▸ **Prompt**
In the records that follow, locate every line with "color" and extract it.

* Begin *

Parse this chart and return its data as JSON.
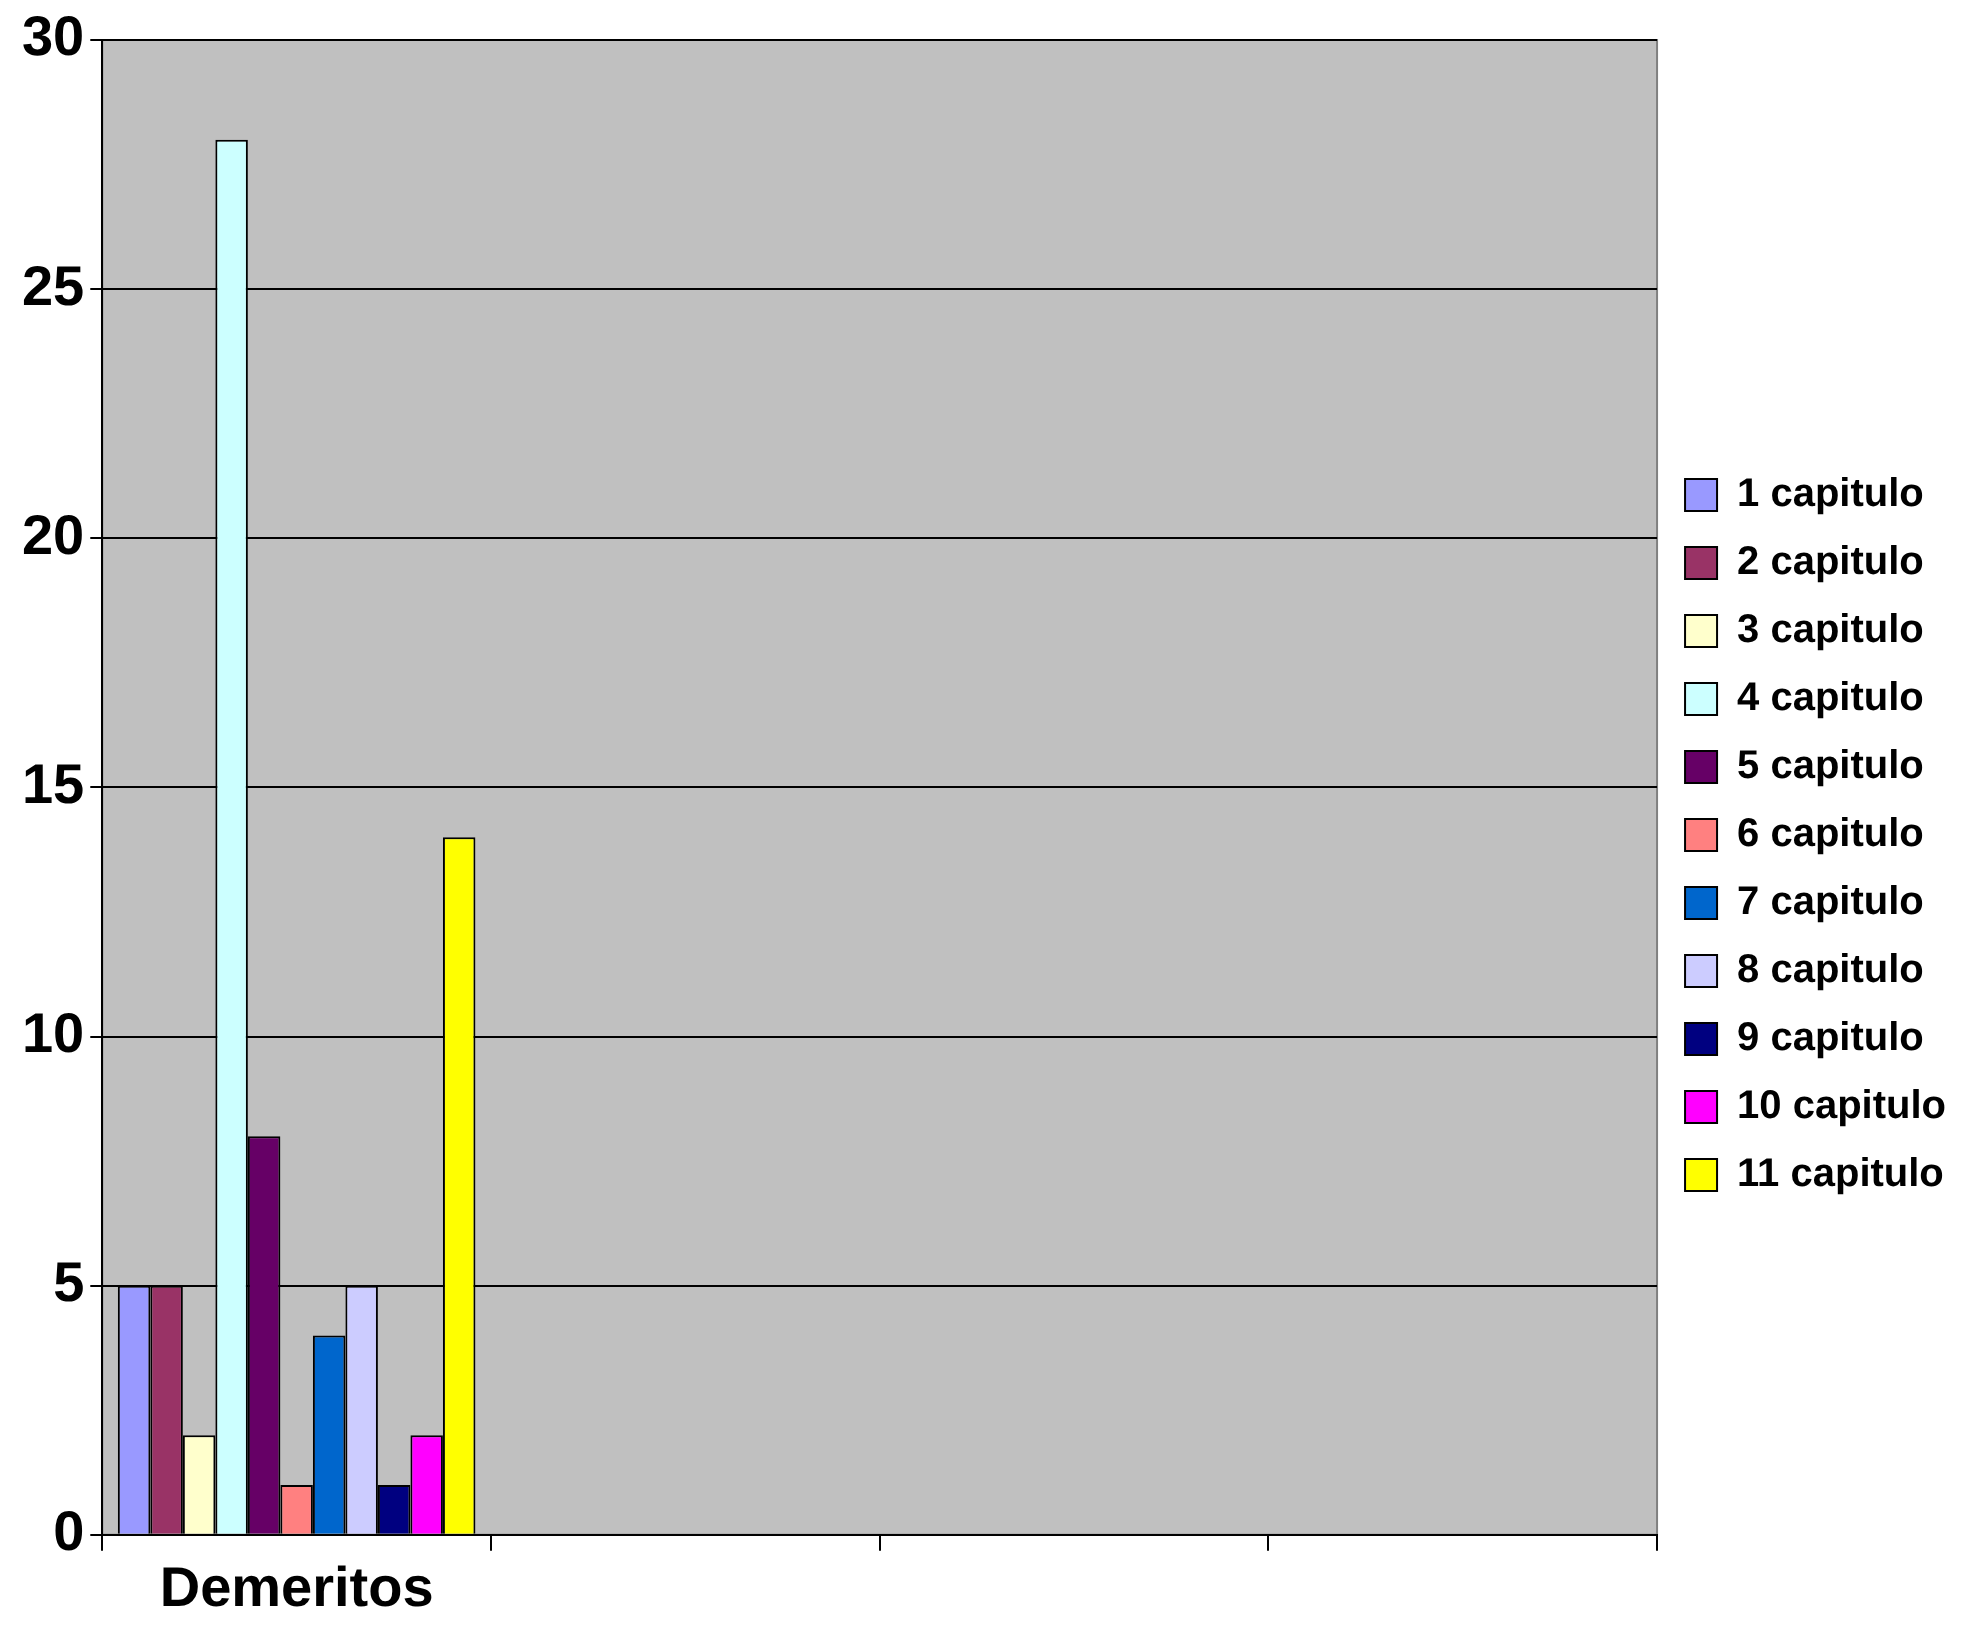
{
  "chart_data": {
    "type": "bar",
    "categories": [
      "Demeritos",
      null,
      null,
      null
    ],
    "series": [
      {
        "name": "1 capitulo",
        "color": "#9999ff",
        "values": [
          5,
          null,
          null,
          null
        ]
      },
      {
        "name": "2 capitulo",
        "color": "#993366",
        "values": [
          5,
          null,
          null,
          null
        ]
      },
      {
        "name": "3 capitulo",
        "color": "#ffffcc",
        "values": [
          2,
          null,
          null,
          null
        ]
      },
      {
        "name": "4 capitulo",
        "color": "#ccffff",
        "values": [
          28,
          null,
          null,
          null
        ]
      },
      {
        "name": "5 capitulo",
        "color": "#660066",
        "values": [
          8,
          null,
          null,
          null
        ]
      },
      {
        "name": "6 capitulo",
        "color": "#ff8080",
        "values": [
          1,
          null,
          null,
          null
        ]
      },
      {
        "name": "7 capitulo",
        "color": "#0066cc",
        "values": [
          4,
          null,
          null,
          null
        ]
      },
      {
        "name": "8 capitulo",
        "color": "#ccccff",
        "values": [
          5,
          null,
          null,
          null
        ]
      },
      {
        "name": "9 capitulo",
        "color": "#000080",
        "values": [
          1,
          null,
          null,
          null
        ]
      },
      {
        "name": "10 capitulo",
        "color": "#ff00ff",
        "values": [
          2,
          null,
          null,
          null
        ]
      },
      {
        "name": "11 capitulo",
        "color": "#ffff00",
        "values": [
          14,
          null,
          null,
          null
        ]
      }
    ],
    "ylim": [
      0,
      30
    ],
    "yticks": [
      0,
      5,
      10,
      15,
      20,
      25,
      30
    ],
    "grid": "y",
    "legend": "right"
  }
}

* End *

▸ **Exercise solution**
        "color": "#9999ff",
        "color": "#993366",
        "color": "#ffffcc",
        "color": "#ccffff",
        "color": "#660066",
        "color": "#ff8080",
        "color": "#0066cc",
        "color": "#ccccff",
        "color": "#000080",
        "color": "#ff00ff",
        "color": "#ffff00",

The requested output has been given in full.